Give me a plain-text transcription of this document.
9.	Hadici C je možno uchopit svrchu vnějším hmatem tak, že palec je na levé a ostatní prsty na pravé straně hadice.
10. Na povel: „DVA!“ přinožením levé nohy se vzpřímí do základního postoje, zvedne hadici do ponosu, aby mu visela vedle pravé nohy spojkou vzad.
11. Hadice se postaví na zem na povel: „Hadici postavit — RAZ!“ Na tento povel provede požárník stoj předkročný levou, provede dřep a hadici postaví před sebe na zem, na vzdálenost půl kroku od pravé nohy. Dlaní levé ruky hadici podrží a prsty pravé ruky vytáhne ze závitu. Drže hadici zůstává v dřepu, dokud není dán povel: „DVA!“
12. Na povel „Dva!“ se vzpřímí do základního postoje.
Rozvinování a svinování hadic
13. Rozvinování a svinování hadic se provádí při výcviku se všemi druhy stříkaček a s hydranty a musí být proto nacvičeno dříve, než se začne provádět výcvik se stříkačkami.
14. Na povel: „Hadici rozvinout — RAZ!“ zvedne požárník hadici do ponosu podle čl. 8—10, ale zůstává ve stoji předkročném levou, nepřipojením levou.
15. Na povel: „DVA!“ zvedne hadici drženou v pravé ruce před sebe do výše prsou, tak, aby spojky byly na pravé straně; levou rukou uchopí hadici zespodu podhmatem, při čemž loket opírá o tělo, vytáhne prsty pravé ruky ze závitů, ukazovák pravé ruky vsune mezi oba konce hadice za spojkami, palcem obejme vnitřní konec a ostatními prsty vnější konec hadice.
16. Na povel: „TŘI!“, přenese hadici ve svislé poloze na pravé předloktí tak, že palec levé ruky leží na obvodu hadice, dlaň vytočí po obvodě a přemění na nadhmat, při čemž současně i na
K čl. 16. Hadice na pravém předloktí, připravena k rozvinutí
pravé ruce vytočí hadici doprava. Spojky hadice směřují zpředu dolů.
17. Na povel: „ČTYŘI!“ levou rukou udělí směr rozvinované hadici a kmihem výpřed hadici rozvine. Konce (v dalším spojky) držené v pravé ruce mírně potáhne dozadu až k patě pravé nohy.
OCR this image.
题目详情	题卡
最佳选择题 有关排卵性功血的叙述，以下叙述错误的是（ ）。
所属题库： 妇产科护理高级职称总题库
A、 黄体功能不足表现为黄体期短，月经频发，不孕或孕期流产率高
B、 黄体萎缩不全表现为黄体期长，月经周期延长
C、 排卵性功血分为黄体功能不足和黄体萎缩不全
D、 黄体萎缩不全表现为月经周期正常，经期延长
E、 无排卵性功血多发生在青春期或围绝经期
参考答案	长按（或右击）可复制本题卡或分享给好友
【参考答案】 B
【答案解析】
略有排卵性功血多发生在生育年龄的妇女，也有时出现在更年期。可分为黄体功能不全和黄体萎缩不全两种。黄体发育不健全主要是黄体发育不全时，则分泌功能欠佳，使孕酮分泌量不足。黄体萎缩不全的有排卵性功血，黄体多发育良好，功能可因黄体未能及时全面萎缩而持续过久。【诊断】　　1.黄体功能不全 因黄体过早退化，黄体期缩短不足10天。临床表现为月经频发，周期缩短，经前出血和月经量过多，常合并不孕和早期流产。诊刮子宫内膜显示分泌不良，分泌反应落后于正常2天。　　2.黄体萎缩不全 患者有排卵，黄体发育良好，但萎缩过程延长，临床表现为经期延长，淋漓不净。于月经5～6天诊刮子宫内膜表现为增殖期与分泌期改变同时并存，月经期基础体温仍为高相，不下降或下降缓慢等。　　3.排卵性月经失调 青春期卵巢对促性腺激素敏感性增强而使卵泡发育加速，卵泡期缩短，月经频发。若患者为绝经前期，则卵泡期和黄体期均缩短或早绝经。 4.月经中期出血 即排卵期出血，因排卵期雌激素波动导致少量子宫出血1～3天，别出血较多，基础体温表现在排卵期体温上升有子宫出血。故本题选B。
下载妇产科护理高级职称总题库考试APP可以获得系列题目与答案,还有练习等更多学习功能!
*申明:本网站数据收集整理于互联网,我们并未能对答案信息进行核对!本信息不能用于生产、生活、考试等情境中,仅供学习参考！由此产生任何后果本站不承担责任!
━━━━━━━━━━━━━━━━━━━━
Scan the listing above and copy all lines containing the word "rukou".

■ REPLY TO THE EXERCISE:
15. Na povel: „DVA!“ zvedne hadici drženou v pravé ruce před sebe do výše prsou, tak, aby spojky byly na pravé straně; levou rukou uchopí hadici zespodu podhmatem, při čemž loket opírá o tělo, vytáhne prsty pravé ruky ze závitů, ukazovák pravé ruky vsune mezi oba konce hadice za spojkami, palcem obejme vnitřní konec a ostatními prsty vnější konec hadice.
17. Na povel: „ČTYŘI!“ levou rukou udělí směr rozvinované hadici a kmihem výpřed hadici rozvine. Konce (v dalším spojky) držené v pravé ruce mírně potáhne dozadu až k patě pravé nohy.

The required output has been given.